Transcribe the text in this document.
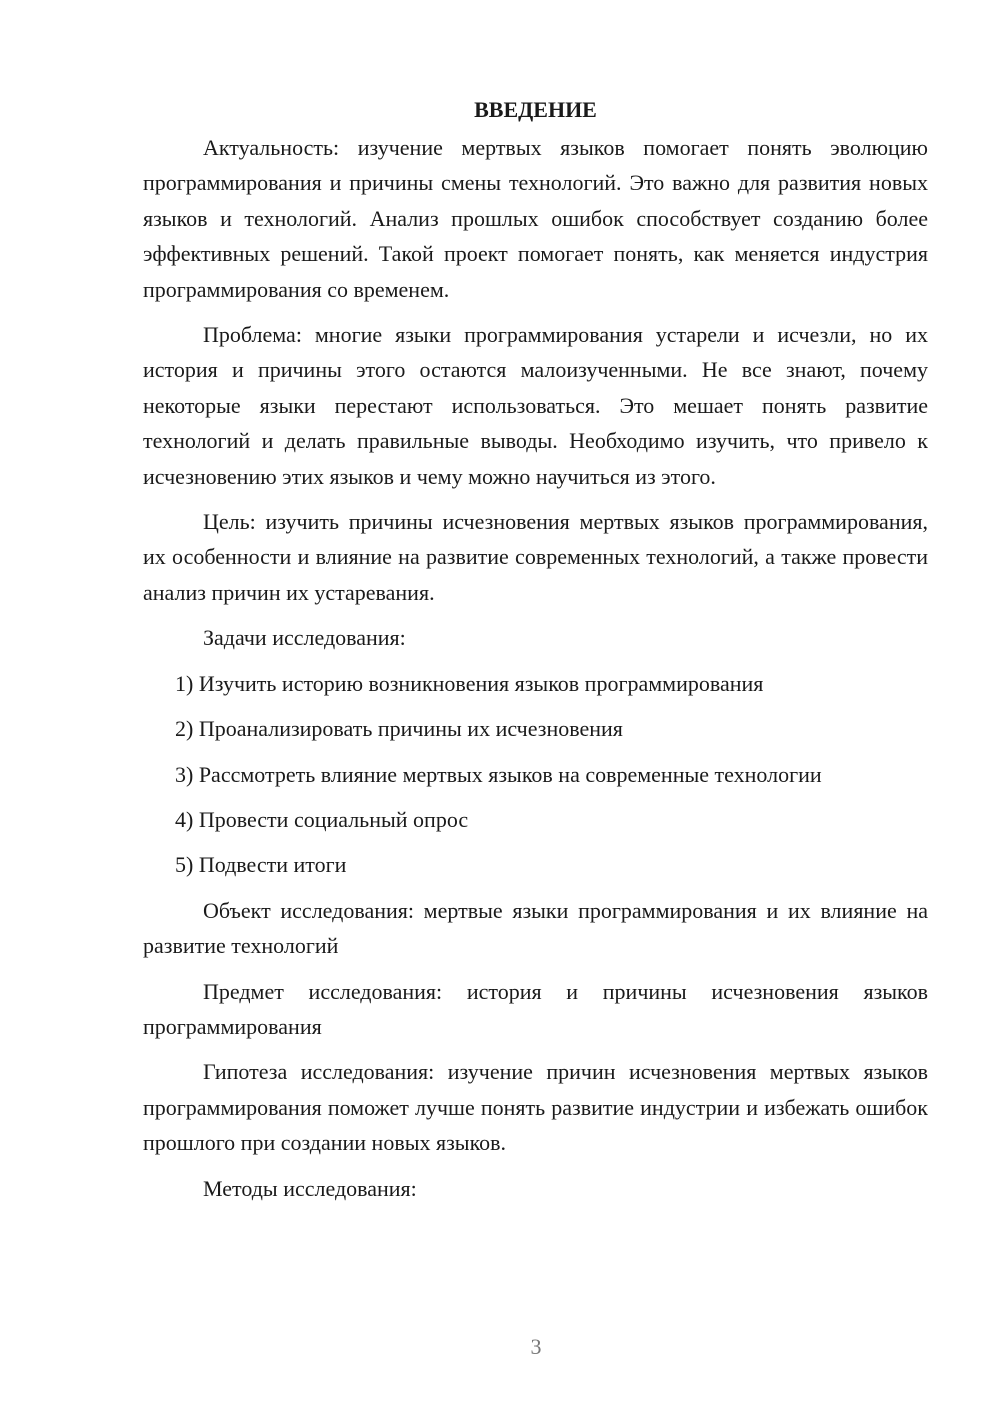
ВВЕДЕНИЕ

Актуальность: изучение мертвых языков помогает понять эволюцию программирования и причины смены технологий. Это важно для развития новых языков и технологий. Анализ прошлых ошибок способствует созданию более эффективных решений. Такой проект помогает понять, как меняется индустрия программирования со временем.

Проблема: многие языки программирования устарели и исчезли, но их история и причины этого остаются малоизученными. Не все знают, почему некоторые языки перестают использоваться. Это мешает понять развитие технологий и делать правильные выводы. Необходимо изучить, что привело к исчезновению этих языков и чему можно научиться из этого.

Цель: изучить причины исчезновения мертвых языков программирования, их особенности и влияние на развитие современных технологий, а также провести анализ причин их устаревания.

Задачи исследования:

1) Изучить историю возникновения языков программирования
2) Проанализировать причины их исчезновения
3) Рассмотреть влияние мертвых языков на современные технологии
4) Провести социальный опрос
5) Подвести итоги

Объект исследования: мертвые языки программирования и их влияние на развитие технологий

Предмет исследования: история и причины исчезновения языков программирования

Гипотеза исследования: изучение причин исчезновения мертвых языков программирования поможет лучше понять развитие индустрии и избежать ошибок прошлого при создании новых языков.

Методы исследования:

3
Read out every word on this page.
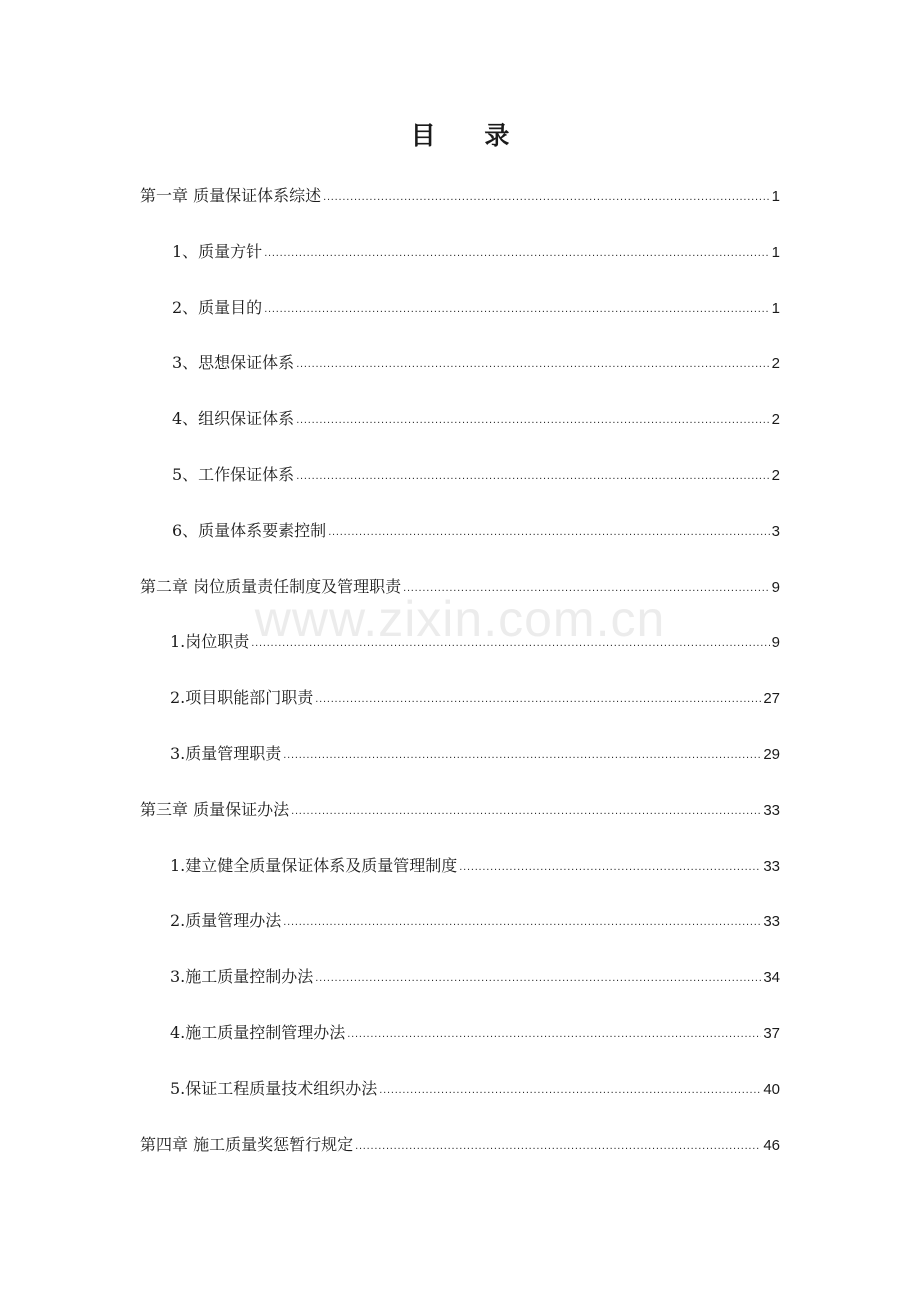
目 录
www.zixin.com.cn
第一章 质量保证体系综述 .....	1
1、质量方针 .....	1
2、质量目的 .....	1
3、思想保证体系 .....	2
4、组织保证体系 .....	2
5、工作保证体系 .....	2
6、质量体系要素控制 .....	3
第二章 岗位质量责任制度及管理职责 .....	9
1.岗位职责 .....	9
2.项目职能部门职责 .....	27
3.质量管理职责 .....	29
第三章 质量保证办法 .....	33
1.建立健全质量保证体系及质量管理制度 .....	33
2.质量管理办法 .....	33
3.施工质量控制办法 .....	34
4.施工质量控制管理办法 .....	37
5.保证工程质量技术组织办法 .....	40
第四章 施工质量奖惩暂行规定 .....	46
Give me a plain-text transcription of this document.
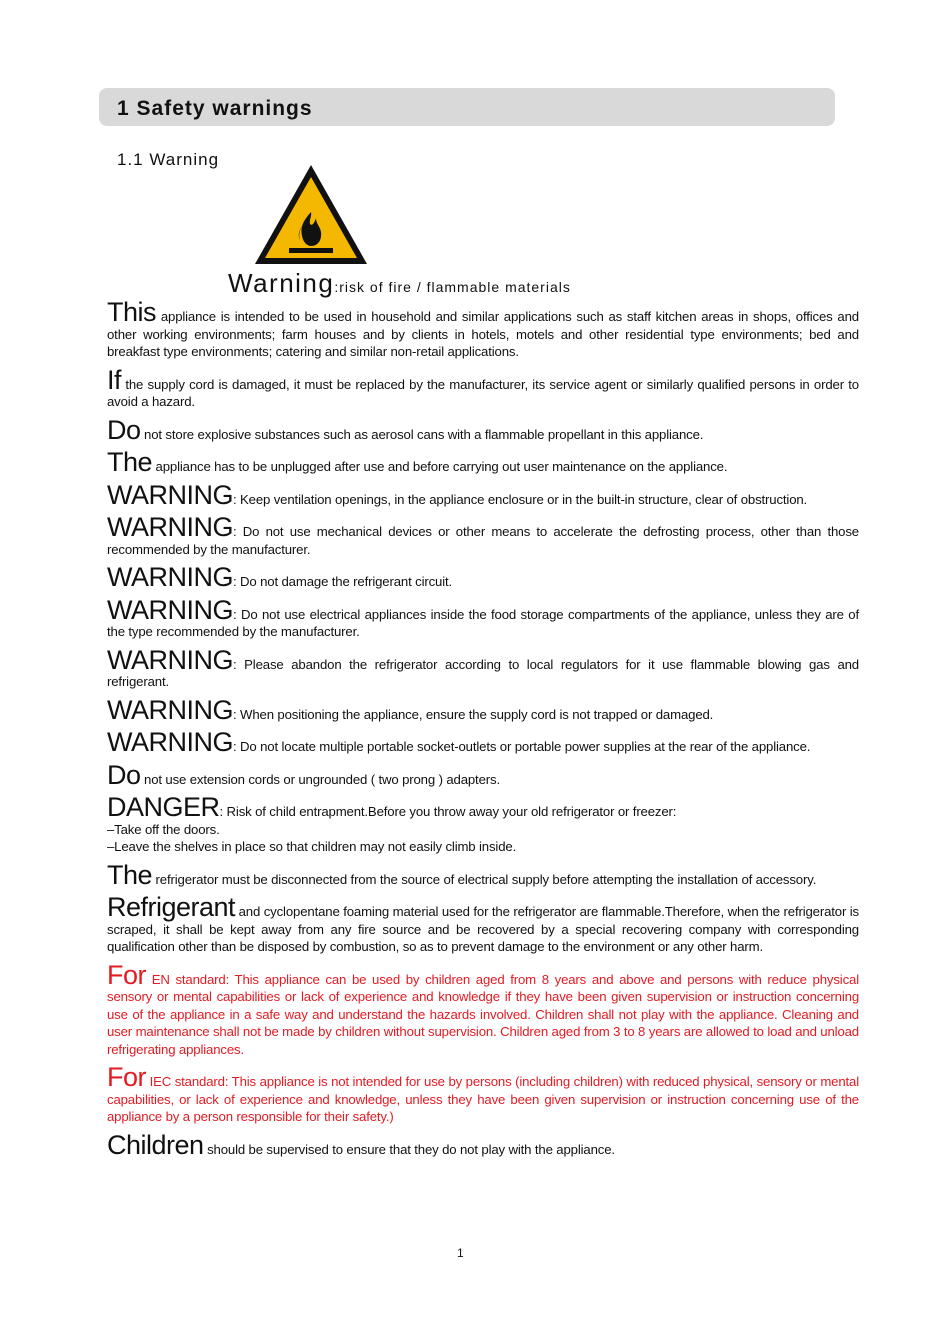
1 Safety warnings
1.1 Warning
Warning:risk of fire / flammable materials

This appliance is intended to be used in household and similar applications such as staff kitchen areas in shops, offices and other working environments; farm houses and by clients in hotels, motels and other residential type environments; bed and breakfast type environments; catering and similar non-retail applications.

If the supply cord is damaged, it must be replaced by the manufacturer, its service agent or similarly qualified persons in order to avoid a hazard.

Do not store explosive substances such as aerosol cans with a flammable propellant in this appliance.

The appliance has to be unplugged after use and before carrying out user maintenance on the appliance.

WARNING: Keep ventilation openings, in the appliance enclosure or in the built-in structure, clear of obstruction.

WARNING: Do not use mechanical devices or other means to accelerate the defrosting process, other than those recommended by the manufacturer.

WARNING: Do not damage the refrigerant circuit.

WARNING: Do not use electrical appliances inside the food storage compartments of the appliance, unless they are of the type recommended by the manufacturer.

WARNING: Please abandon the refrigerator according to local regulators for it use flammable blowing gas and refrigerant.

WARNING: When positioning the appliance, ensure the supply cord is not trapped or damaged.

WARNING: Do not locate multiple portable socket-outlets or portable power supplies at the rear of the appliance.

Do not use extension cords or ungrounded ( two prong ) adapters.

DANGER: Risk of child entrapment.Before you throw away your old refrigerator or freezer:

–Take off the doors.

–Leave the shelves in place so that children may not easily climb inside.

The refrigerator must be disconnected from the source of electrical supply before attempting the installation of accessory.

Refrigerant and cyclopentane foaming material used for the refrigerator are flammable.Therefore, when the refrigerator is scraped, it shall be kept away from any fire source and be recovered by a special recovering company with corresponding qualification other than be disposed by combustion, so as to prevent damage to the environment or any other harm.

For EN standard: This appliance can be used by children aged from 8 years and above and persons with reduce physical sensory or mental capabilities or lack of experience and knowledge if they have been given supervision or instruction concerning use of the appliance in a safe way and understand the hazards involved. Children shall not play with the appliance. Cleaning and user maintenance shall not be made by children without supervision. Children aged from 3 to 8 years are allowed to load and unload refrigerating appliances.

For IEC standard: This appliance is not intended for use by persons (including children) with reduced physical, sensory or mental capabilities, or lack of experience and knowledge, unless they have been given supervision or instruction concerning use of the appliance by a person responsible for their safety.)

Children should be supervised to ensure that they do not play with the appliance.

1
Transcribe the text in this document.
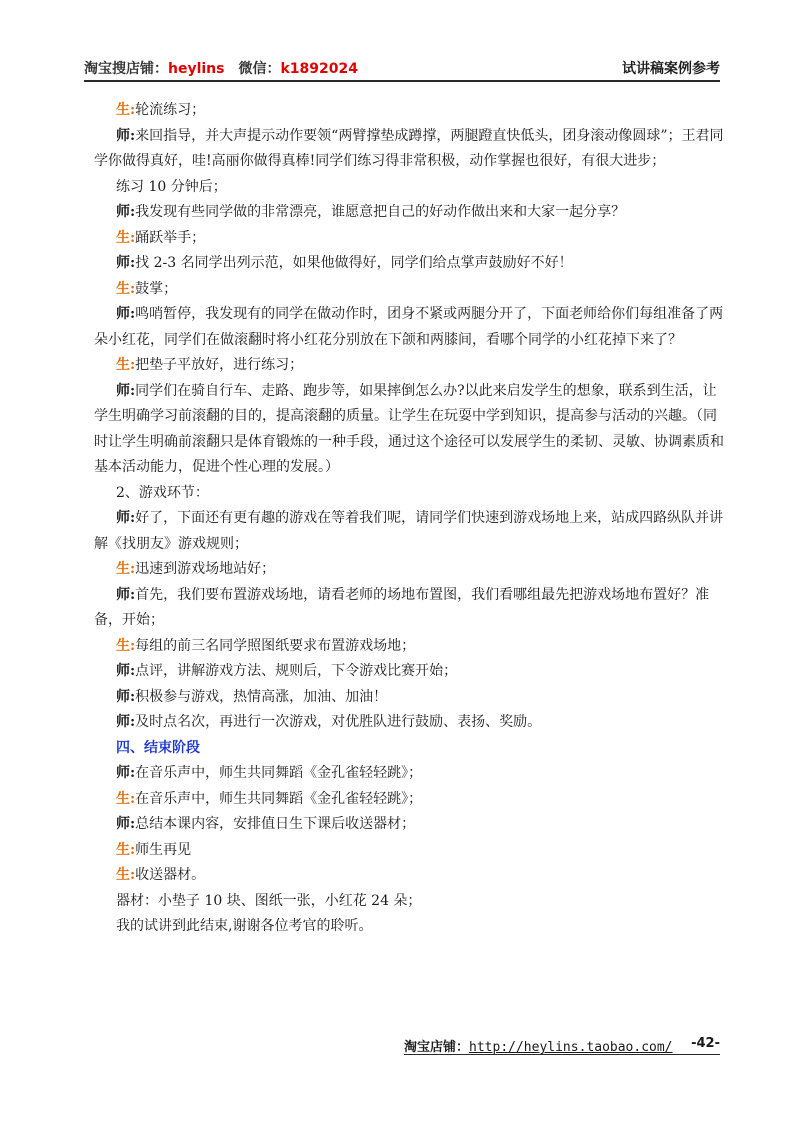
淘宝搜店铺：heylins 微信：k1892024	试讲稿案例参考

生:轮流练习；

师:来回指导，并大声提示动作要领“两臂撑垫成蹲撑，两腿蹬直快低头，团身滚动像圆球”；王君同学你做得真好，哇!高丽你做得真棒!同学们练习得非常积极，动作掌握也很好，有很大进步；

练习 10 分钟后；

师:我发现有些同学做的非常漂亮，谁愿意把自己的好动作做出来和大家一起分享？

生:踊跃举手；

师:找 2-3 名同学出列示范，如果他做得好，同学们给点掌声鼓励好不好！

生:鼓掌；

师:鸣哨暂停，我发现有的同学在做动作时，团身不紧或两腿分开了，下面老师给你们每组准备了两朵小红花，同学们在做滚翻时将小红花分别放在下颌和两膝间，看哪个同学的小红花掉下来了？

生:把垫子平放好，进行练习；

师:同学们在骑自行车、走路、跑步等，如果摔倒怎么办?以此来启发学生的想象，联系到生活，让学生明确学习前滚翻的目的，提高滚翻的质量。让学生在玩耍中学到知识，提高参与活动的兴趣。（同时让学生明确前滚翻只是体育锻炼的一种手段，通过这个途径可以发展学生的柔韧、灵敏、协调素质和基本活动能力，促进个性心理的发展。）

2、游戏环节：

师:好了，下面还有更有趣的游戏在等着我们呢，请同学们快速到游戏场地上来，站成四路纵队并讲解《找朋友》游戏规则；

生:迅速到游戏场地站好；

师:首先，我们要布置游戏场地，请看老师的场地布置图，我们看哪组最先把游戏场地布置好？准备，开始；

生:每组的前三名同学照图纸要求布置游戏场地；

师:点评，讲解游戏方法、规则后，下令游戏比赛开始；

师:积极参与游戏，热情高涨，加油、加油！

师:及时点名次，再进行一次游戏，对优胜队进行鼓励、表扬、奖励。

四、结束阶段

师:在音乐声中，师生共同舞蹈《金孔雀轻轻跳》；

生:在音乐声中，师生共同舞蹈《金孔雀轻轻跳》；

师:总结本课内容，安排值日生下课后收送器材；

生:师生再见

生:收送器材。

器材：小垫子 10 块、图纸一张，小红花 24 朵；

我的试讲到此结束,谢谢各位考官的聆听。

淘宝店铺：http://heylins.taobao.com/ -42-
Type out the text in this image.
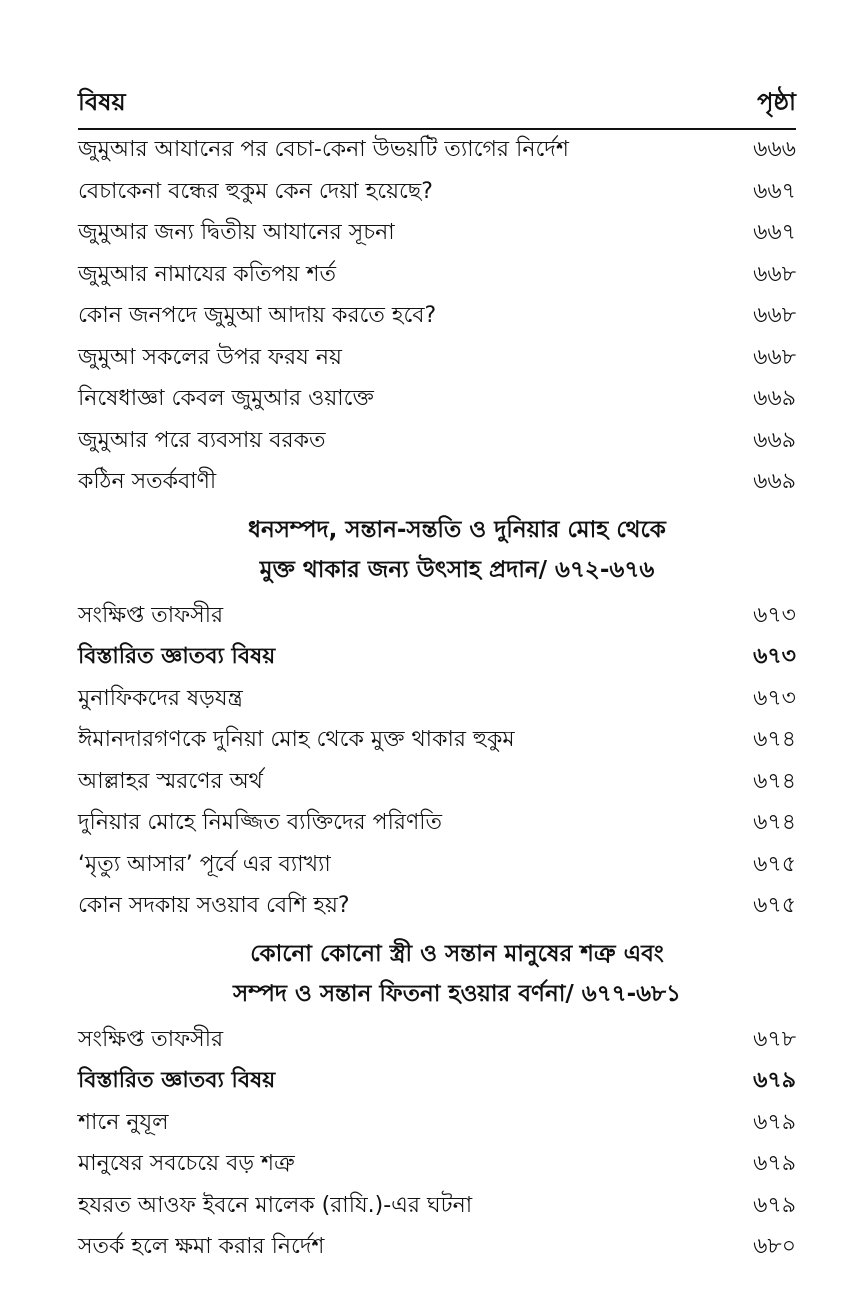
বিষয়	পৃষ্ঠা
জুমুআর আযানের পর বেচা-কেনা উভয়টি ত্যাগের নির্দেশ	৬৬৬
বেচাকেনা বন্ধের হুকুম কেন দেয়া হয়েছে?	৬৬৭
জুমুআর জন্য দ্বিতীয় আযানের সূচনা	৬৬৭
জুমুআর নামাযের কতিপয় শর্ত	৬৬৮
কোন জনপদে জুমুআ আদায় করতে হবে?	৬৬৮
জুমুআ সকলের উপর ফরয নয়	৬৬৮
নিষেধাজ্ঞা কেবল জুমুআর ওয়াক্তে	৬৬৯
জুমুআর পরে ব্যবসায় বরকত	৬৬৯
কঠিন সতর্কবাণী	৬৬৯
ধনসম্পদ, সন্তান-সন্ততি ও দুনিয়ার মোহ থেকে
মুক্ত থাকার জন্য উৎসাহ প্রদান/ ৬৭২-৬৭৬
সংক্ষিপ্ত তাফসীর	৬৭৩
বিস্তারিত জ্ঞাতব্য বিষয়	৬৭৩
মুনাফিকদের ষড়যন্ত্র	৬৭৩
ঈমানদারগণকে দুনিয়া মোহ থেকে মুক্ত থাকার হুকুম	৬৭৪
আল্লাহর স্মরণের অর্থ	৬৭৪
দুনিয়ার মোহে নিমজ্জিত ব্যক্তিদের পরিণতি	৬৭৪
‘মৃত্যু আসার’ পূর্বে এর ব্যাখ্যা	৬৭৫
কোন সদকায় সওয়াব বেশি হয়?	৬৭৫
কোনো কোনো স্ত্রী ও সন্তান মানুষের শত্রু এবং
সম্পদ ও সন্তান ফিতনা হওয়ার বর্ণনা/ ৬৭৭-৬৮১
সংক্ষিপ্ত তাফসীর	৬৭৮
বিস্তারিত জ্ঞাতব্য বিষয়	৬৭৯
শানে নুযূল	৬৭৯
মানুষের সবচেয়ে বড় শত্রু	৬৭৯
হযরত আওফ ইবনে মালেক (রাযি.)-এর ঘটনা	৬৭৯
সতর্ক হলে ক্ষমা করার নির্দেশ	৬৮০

*-*-*

→ Direction: Copy, exactly and exclusively, the lines beginning with the one that contains "Type out the text in this image." and ending with the last line of the listing; pictures are to be omitted.

→ Result for this exercise:
Type out the text in this image.
বিষয়	পৃষ্ঠা
জুমুআর আযানের পর বেচা-কেনা উভয়টি ত্যাগের নির্দেশ	৬৬৬
বেচাকেনা বন্ধের হুকুম কেন দেয়া হয়েছে?	৬৬৭
জুমুআর জন্য দ্বিতীয় আযানের সূচনা	৬৬৭
জুমুআর নামাযের কতিপয় শর্ত	৬৬৮
কোন জনপদে জুমুআ আদায় করতে হবে?	৬৬৮
জুমুআ সকলের উপর ফরয নয়	৬৬৮
নিষেধাজ্ঞা কেবল জুমুআর ওয়াক্তে	৬৬৯
জুমুআর পরে ব্যবসায় বরকত	৬৬৯
কঠিন সতর্কবাণী	৬৬৯
ধনসম্পদ, সন্তান-সন্ততি ও দুনিয়ার মোহ থেকে
মুক্ত থাকার জন্য উৎসাহ প্রদান/ ৬৭২-৬৭৬
সংক্ষিপ্ত তাফসীর	৬৭৩
বিস্তারিত জ্ঞাতব্য বিষয়	৬৭৩
মুনাফিকদের ষড়যন্ত্র	৬৭৩
ঈমানদারগণকে দুনিয়া মোহ থেকে মুক্ত থাকার হুকুম	৬৭৪
আল্লাহর স্মরণের অর্থ	৬৭৪
দুনিয়ার মোহে নিমজ্জিত ব্যক্তিদের পরিণতি	৬৭৪
‘মৃত্যু আসার’ পূর্বে এর ব্যাখ্যা	৬৭৫
কোন সদকায় সওয়াব বেশি হয়?	৬৭৫
কোনো কোনো স্ত্রী ও সন্তান মানুষের শত্রু এবং
সম্পদ ও সন্তান ফিতনা হওয়ার বর্ণনা/ ৬৭৭-৬৮১
সংক্ষিপ্ত তাফসীর	৬৭৮
বিস্তারিত জ্ঞাতব্য বিষয়	৬৭৯
শানে নুযূল	৬৭৯
মানুষের সবচেয়ে বড় শত্রু	৬৭৯
হযরত আওফ ইবনে মালেক (রাযি.)-এর ঘটনা	৬৭৯
সতর্ক হলে ক্ষমা করার নির্দেশ	৬৮০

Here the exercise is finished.